--- Start ---

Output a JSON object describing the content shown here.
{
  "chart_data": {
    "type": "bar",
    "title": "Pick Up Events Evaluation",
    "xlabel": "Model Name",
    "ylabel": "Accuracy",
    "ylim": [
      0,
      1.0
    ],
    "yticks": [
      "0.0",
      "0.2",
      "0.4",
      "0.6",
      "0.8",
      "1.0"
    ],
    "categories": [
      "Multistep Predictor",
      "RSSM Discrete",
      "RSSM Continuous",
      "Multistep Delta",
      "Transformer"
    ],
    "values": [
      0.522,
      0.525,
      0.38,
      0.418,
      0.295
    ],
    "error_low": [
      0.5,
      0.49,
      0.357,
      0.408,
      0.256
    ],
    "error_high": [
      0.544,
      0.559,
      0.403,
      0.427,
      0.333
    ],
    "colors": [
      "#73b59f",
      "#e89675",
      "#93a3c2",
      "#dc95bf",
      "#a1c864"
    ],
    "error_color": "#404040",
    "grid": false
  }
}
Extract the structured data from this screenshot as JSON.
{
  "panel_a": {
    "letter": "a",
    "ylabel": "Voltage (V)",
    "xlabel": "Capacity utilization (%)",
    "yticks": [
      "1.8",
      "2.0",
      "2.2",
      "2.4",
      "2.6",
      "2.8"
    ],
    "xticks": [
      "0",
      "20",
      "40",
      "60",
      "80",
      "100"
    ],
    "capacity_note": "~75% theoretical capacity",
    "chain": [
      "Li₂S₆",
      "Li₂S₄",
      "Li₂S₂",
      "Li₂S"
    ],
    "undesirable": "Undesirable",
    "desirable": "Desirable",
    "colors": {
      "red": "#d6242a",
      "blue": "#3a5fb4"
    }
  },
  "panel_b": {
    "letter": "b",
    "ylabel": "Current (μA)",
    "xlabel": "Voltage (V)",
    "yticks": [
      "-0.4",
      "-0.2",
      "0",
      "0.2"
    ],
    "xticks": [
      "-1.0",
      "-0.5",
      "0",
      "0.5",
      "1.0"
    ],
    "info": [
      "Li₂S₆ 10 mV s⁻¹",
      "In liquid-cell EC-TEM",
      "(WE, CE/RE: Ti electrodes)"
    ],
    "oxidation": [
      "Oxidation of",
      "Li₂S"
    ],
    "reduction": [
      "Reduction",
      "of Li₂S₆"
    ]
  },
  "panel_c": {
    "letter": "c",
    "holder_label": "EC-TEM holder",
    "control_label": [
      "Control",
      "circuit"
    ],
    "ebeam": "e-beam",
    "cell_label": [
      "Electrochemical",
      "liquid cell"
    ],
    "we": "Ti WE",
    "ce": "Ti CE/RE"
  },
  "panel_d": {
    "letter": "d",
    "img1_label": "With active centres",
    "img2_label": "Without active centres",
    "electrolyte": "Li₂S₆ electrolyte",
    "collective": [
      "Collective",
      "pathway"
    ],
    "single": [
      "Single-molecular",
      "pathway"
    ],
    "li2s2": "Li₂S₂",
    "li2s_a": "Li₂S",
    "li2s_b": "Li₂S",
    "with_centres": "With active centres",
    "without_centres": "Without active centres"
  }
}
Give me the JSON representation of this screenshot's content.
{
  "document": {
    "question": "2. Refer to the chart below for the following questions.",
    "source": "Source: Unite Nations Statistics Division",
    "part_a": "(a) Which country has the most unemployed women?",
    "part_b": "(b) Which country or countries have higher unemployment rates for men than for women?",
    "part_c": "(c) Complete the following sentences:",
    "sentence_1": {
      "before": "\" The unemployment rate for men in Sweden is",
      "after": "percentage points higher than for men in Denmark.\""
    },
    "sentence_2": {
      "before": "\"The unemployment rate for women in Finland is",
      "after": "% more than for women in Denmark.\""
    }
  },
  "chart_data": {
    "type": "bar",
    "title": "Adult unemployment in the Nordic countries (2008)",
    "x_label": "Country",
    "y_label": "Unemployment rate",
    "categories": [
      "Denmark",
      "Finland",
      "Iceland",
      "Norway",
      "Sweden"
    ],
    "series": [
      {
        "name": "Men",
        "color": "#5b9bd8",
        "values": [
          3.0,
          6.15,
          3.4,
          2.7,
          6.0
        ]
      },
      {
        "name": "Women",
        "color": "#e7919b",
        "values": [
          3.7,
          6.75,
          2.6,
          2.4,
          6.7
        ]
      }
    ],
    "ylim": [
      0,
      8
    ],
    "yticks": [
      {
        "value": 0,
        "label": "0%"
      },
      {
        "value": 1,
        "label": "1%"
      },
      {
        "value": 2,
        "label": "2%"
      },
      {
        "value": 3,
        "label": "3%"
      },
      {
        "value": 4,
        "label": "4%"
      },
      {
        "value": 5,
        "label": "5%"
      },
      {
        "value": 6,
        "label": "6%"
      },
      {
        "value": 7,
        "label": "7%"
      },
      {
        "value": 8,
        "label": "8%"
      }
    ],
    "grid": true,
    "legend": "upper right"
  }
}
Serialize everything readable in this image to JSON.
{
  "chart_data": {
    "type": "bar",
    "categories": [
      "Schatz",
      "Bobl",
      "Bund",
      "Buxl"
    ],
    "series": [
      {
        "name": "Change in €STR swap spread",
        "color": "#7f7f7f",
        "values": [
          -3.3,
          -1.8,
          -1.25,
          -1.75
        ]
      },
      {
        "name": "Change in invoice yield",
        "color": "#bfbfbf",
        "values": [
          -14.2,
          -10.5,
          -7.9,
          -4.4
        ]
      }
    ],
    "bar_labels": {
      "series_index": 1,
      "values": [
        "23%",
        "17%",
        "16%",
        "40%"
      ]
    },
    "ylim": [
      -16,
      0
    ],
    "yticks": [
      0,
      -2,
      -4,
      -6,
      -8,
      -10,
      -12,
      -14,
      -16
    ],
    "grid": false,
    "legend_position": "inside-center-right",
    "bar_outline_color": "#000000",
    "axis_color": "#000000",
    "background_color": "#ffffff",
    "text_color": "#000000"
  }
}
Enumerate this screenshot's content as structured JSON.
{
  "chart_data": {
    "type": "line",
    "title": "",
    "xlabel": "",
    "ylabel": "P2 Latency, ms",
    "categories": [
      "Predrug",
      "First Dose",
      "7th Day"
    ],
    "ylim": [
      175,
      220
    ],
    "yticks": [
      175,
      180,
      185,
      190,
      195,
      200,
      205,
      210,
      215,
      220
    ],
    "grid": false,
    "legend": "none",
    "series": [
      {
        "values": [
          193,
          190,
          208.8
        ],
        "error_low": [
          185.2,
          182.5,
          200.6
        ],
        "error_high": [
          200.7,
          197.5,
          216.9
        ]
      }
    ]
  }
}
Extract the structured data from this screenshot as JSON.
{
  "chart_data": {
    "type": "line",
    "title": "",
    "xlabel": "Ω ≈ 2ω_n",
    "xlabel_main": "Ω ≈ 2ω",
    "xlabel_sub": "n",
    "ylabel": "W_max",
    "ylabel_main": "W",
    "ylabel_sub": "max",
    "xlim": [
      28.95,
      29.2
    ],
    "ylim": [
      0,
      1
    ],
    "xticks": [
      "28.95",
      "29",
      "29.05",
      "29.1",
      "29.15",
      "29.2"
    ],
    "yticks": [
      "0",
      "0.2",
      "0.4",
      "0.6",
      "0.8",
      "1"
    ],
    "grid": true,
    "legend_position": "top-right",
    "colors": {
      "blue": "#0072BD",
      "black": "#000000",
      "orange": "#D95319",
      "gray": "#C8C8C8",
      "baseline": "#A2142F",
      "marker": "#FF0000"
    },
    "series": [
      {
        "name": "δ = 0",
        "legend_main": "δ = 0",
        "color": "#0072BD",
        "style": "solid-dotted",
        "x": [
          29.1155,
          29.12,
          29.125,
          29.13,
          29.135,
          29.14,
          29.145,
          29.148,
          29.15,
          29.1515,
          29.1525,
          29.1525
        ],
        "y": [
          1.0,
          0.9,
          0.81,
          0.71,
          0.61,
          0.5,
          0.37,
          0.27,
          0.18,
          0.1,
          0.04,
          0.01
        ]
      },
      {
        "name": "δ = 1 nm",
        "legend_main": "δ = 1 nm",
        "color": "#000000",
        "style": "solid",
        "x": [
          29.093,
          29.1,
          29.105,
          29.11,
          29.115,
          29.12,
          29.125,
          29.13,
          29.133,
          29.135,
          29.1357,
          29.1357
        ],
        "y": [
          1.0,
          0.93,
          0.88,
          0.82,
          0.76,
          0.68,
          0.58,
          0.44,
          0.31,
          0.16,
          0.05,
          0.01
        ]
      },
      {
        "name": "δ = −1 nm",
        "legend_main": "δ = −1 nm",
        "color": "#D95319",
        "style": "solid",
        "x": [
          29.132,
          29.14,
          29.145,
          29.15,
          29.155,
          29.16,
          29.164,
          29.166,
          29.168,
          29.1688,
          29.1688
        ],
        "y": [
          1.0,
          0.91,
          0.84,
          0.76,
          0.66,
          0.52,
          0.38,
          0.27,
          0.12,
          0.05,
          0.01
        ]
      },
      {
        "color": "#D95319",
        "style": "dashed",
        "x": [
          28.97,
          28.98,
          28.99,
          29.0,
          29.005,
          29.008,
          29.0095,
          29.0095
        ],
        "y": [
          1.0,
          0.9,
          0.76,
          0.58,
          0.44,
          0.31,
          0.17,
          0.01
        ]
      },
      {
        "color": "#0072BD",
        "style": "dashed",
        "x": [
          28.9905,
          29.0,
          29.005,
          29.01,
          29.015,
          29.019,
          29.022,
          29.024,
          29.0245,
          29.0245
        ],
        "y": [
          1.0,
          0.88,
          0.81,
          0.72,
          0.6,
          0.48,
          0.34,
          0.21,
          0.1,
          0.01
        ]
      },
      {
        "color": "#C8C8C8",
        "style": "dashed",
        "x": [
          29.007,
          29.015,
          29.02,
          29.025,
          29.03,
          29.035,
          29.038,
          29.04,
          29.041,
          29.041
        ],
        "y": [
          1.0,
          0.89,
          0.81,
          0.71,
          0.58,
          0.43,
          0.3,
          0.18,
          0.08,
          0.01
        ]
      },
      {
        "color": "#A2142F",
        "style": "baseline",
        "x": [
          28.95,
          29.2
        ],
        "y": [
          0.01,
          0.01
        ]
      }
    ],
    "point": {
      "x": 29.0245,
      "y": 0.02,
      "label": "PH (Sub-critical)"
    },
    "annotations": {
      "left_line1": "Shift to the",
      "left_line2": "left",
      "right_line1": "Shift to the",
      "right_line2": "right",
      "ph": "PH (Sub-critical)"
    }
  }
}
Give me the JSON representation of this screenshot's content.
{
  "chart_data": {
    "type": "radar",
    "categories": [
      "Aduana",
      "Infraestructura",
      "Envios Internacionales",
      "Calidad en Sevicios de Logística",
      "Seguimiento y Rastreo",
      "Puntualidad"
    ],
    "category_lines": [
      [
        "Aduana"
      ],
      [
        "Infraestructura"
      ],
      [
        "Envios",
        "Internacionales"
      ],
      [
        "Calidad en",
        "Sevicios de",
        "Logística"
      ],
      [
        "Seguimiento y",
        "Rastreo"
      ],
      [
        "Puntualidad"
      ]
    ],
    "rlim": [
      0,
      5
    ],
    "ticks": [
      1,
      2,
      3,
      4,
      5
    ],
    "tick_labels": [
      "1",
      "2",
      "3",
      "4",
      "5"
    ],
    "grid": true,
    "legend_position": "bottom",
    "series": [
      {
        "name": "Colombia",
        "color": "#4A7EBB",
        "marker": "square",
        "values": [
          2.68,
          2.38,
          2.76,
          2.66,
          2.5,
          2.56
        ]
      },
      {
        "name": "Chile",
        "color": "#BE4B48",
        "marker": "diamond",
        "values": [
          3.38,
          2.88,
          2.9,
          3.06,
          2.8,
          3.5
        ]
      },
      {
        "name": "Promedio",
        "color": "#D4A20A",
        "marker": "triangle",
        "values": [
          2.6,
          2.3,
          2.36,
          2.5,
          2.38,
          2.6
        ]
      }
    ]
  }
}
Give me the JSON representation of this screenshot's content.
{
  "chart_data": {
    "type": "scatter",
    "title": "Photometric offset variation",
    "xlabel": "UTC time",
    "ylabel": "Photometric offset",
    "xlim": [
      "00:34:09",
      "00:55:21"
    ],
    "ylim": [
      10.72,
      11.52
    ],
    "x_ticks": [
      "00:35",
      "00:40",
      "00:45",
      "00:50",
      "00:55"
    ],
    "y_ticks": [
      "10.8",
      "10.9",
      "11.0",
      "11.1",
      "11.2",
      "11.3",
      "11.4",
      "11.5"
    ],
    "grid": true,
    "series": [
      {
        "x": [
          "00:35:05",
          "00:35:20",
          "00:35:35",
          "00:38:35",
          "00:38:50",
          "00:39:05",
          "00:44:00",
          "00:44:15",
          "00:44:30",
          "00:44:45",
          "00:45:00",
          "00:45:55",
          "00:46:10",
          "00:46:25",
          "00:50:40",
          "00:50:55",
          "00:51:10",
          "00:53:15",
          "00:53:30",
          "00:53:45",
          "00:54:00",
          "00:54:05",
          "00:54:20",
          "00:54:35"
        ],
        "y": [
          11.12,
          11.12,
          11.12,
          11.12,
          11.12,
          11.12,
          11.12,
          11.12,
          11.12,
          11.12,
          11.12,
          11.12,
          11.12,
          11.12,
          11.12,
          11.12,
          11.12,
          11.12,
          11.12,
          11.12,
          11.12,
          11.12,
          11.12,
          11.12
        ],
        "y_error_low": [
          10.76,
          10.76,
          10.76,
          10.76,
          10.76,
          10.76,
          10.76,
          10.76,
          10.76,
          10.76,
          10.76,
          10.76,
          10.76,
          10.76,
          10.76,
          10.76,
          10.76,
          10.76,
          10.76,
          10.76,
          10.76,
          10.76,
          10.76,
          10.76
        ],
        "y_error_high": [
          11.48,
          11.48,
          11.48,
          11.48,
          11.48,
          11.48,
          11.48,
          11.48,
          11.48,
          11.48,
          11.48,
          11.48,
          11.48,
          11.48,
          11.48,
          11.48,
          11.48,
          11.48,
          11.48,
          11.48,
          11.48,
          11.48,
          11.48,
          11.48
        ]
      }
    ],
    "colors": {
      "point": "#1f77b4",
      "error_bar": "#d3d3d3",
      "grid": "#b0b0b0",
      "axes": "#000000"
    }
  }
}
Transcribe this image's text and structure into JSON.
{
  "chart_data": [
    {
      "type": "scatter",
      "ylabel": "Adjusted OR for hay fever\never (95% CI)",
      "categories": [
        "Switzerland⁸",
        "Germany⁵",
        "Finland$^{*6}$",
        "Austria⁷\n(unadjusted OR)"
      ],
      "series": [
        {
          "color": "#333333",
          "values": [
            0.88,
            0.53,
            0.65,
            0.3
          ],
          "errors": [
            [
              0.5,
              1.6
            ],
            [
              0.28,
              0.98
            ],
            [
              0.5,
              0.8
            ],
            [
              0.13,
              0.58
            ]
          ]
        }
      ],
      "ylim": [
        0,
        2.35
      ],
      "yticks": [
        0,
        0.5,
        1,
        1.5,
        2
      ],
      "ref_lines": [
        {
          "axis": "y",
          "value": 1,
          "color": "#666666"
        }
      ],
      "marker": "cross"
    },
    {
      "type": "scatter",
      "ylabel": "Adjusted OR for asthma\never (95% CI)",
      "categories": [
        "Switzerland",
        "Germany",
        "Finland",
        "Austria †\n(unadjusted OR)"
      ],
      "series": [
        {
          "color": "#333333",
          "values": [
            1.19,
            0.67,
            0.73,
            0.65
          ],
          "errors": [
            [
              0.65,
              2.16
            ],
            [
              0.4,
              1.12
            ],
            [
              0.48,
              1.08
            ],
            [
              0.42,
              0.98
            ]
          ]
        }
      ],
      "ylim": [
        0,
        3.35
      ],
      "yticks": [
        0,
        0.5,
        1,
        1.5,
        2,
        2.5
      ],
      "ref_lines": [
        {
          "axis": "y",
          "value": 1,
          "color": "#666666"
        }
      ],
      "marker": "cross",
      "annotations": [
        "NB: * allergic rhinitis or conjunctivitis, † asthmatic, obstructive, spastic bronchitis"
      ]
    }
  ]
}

--- End ---

→ **TASK REQUIREMENTS**:
In the entries above, find each line with the word "Logística" and copy it.

→ **PROBLEM SOLUTION**:
      "Calidad en Sevicios de Logística",
        "Logística"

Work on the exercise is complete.